_Task description_: Please list all lines of the material below in which the string "text" occurs.

_Material provided_:
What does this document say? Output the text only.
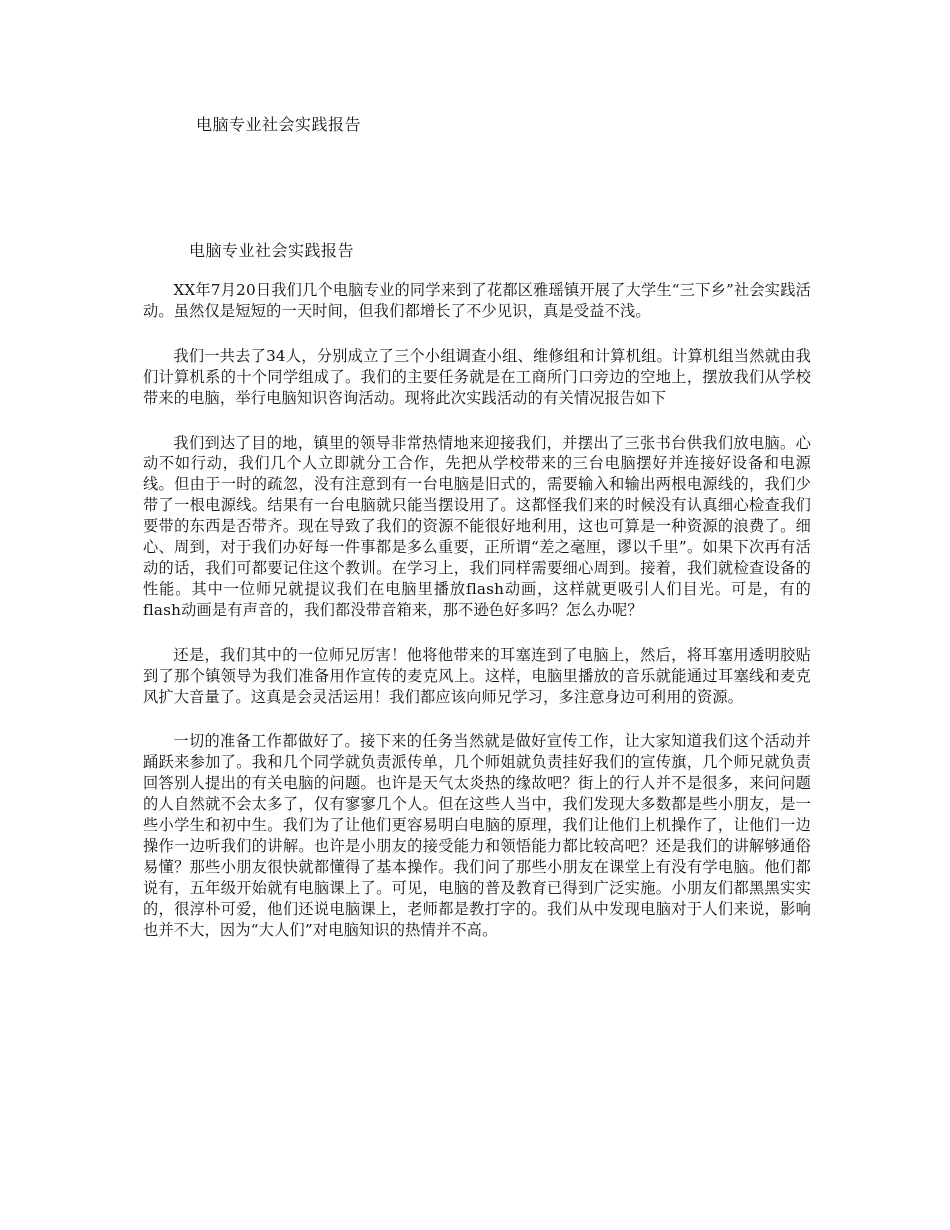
电脑专业社会实践报告
电脑专业社会实践报告

XX年7月20日我们几个电脑专业的同学来到了花都区雅瑶镇开展了大学生“三下乡”社会实践活动。虽然仅是短短的一天时间，但我们都增长了不少见识，真是受益不浅。

我们一共去了34人，分别成立了三个小组调查小组、维修组和计算机组。计算机组当然就由我们计算机系的十个同学组成了。我们的主要任务就是在工商所门口旁边的空地上，摆放我们从学校带来的电脑，举行电脑知识咨询活动。现将此次实践活动的有关情况报告如下

我们到达了目的地，镇里的领导非常热情地来迎接我们，并摆出了三张书台供我们放电脑。心动不如行动，我们几个人立即就分工合作，先把从学校带来的三台电脑摆好并连接好设备和电源线。但由于一时的疏忽，没有注意到有一台电脑是旧式的，需要输入和输出两根电源线的，我们少带了一根电源线。结果有一台电脑就只能当摆设用了。这都怪我们来的时候没有认真细心检查我们要带的东西是否带齐。现在导致了我们的资源不能很好地利用，这也可算是一种资源的浪费了。细心、周到，对于我们办好每一件事都是多么重要，正所谓“差之毫厘，谬以千里”。如果下次再有活动的话，我们可都要记住这个教训。在学习上，我们同样需要细心周到。接着，我们就检查设备的性能。其中一位师兄就提议我们在电脑里播放flash动画，这样就更吸引人们目光。可是，有的flash动画是有声音的，我们都没带音箱来，那不逊色好多吗？怎么办呢？

还是，我们其中的一位师兄厉害！他将他带来的耳塞连到了电脑上，然后，将耳塞用透明胶贴到了那个镇领导为我们准备用作宣传的麦克风上。这样，电脑里播放的音乐就能通过耳塞线和麦克风扩大音量了。这真是会灵活运用！我们都应该向师兄学习，多注意身边可利用的资源。

一切的准备工作都做好了。接下来的任务当然就是做好宣传工作，让大家知道我们这个活动并踊跃来参加了。我和几个同学就负责派传单，几个师姐就负责挂好我们的宣传旗，几个师兄就负责回答别人提出的有关电脑的问题。也许是天气太炎热的缘故吧？街上的行人并不是很多，来问问题的人自然就不会太多了，仅有寥寥几个人。但在这些人当中，我们发现大多数都是些小朋友，是一些小学生和初中生。我们为了让他们更容易明白电脑的原理，我们让他们上机操作了，让他们一边操作一边听我们的讲解。也许是小朋友的接受能力和领悟能力都比较高吧？还是我们的讲解够通俗易懂？那些小朋友很快就都懂得了基本操作。我们问了那些小朋友在课堂上有没有学电脑。他们都说有，五年级开始就有电脑课上了。可见，电脑的普及教育已得到广泛实施。小朋友们都黑黑实实的，很淳朴可爱，他们还说电脑课上，老师都是教打字的。我们从中发现电脑对于人们来说，影响也并不大，因为“大人们”对电脑知识的热情并不高。
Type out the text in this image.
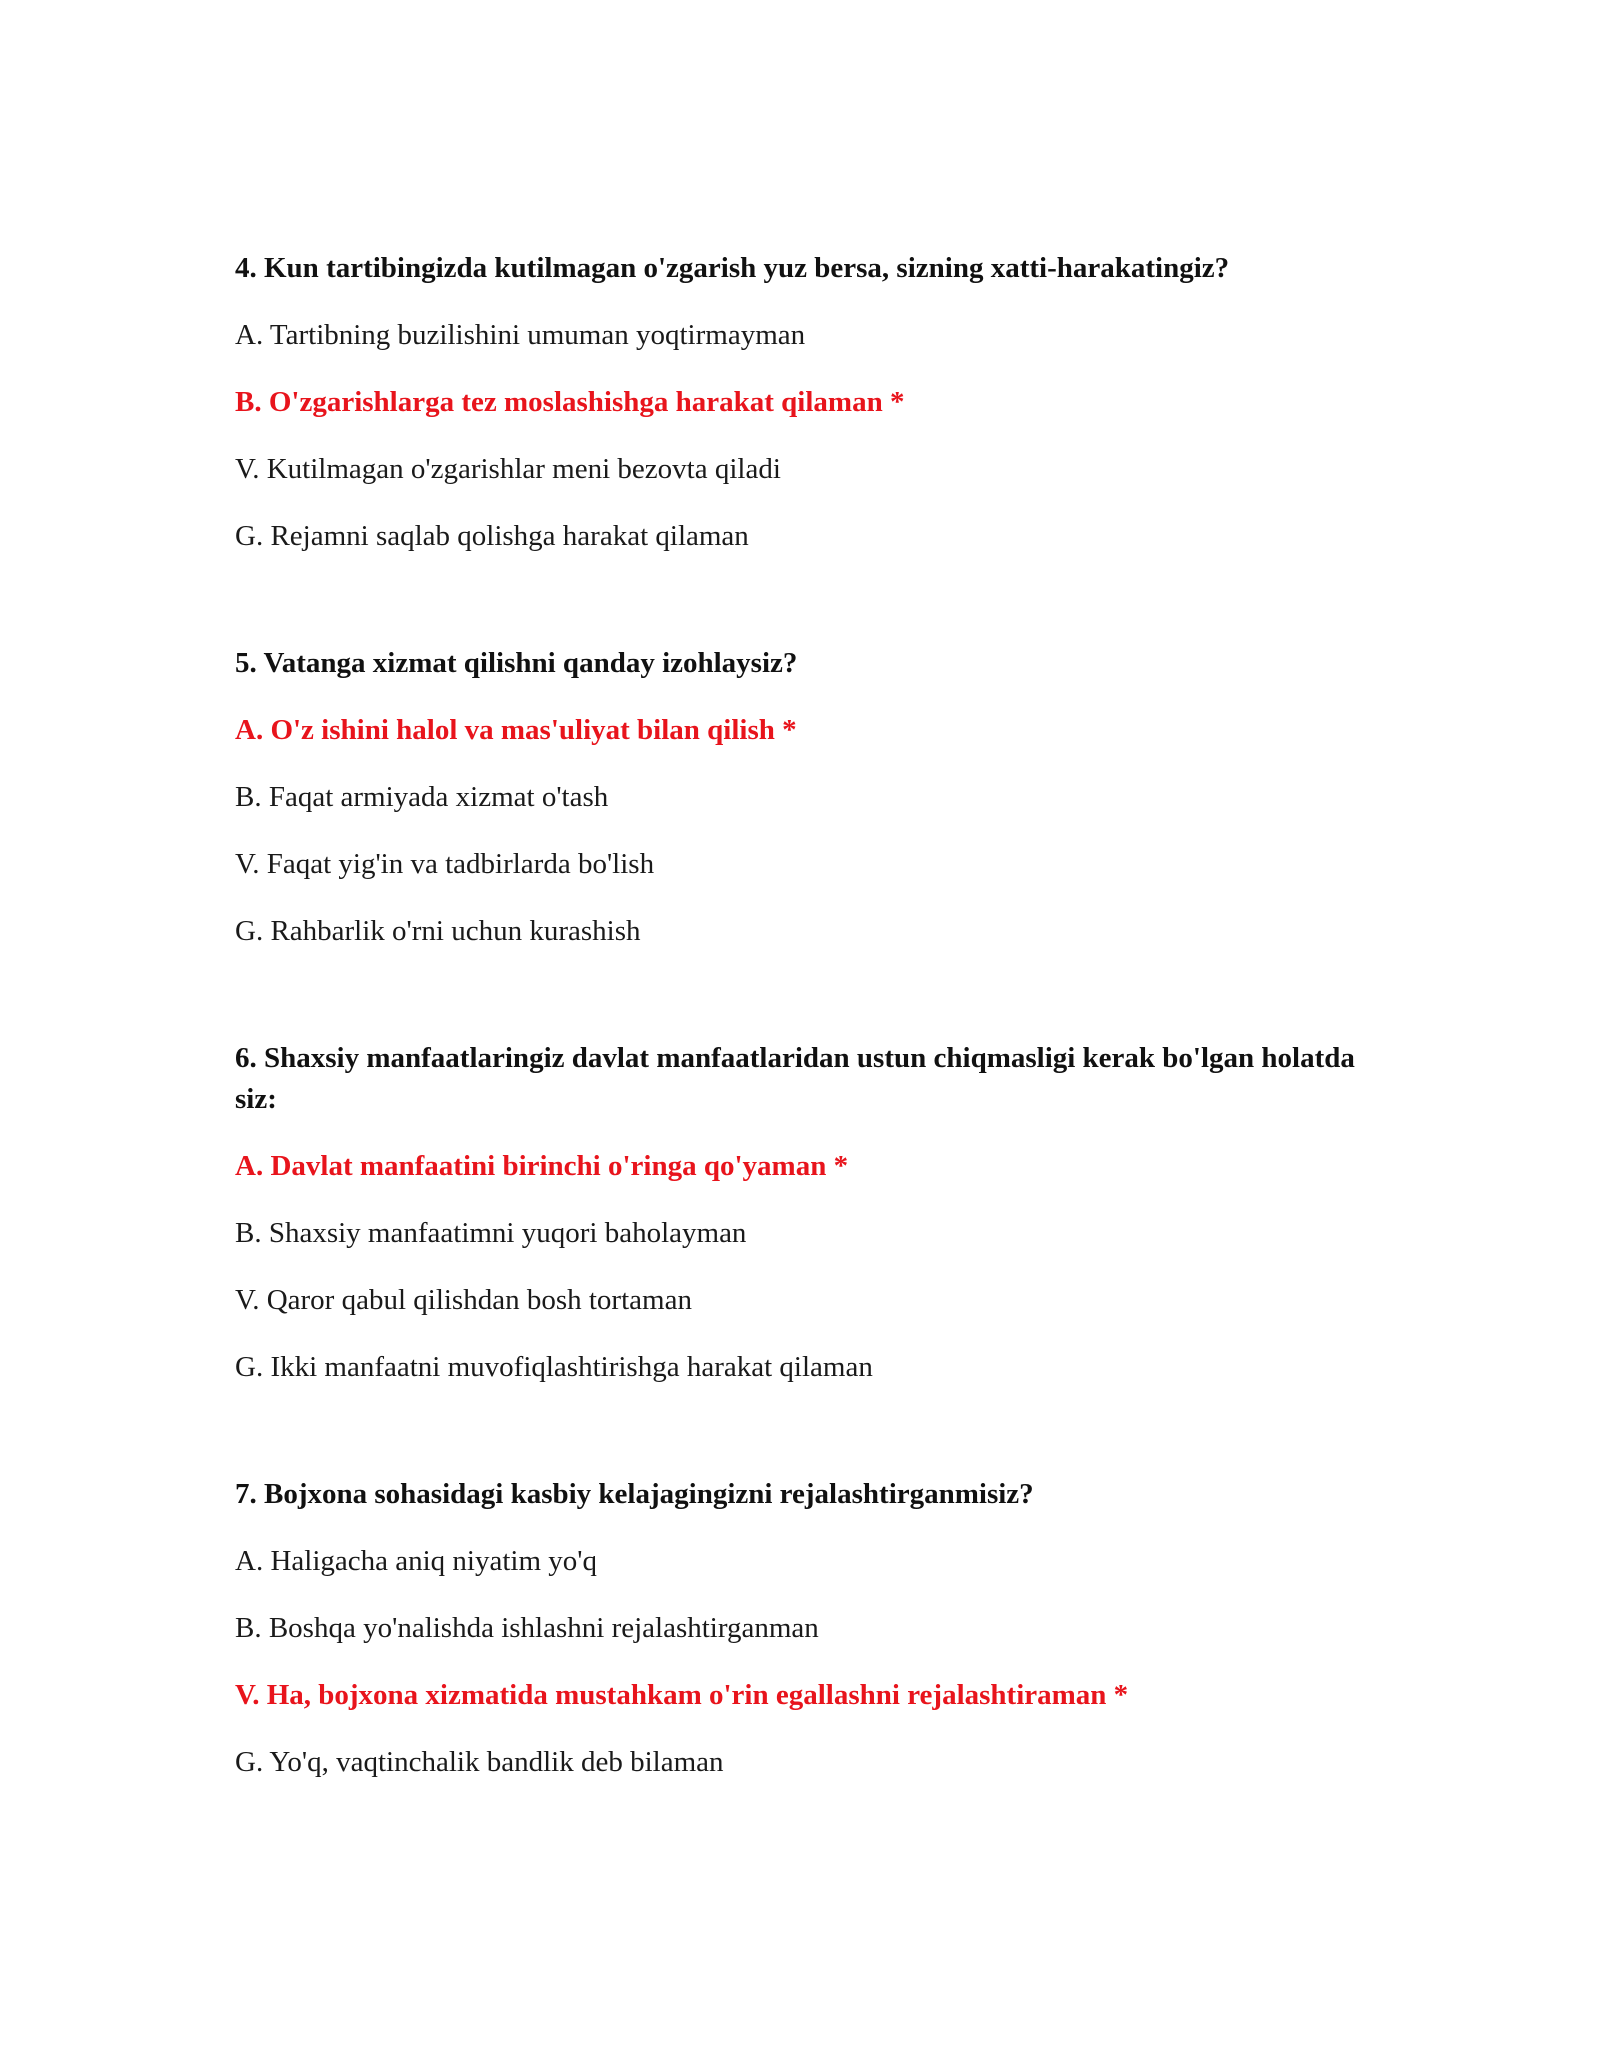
4. Kun tartibingizda kutilmagan o'zgarish yuz bersa, sizning xatti-harakatingiz?
A. Tartibning buzilishini umuman yoqtirmayman
B. O'zgarishlarga tez moslashishga harakat qilaman *
V. Kutilmagan o'zgarishlar meni bezovta qiladi
G. Rejamni saqlab qolishga harakat qilaman
5. Vatanga xizmat qilishni qanday izohlaysiz?
A. O'z ishini halol va mas'uliyat bilan qilish *
B. Faqat armiyada xizmat o'tash
V. Faqat yig'in va tadbirlarda bo'lish
G. Rahbarlik o'rni uchun kurashish
6. Shaxsiy manfaatlaringiz davlat manfaatlaridan ustun chiqmasligi kerak bo'lgan holatda siz:
A. Davlat manfaatini birinchi o'ringa qo'yaman *
B. Shaxsiy manfaatimni yuqori baholayman
V. Qaror qabul qilishdan bosh tortaman
G. Ikki manfaatni muvofiqlashtirishga harakat qilaman
7. Bojxona sohasidagi kasbiy kelajagingizni rejalashtirganmisiz?
A. Haligacha aniq niyatim yo'q
B. Boshqa yo'nalishda ishlashni rejalashtirganman
V. Ha, bojxona xizmatida mustahkam o'rin egallashni rejalashtiraman *
G. Yo'q, vaqtinchalik bandlik deb bilaman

_Result_:
What does this document say? Output the text only.
Type out the text in this image.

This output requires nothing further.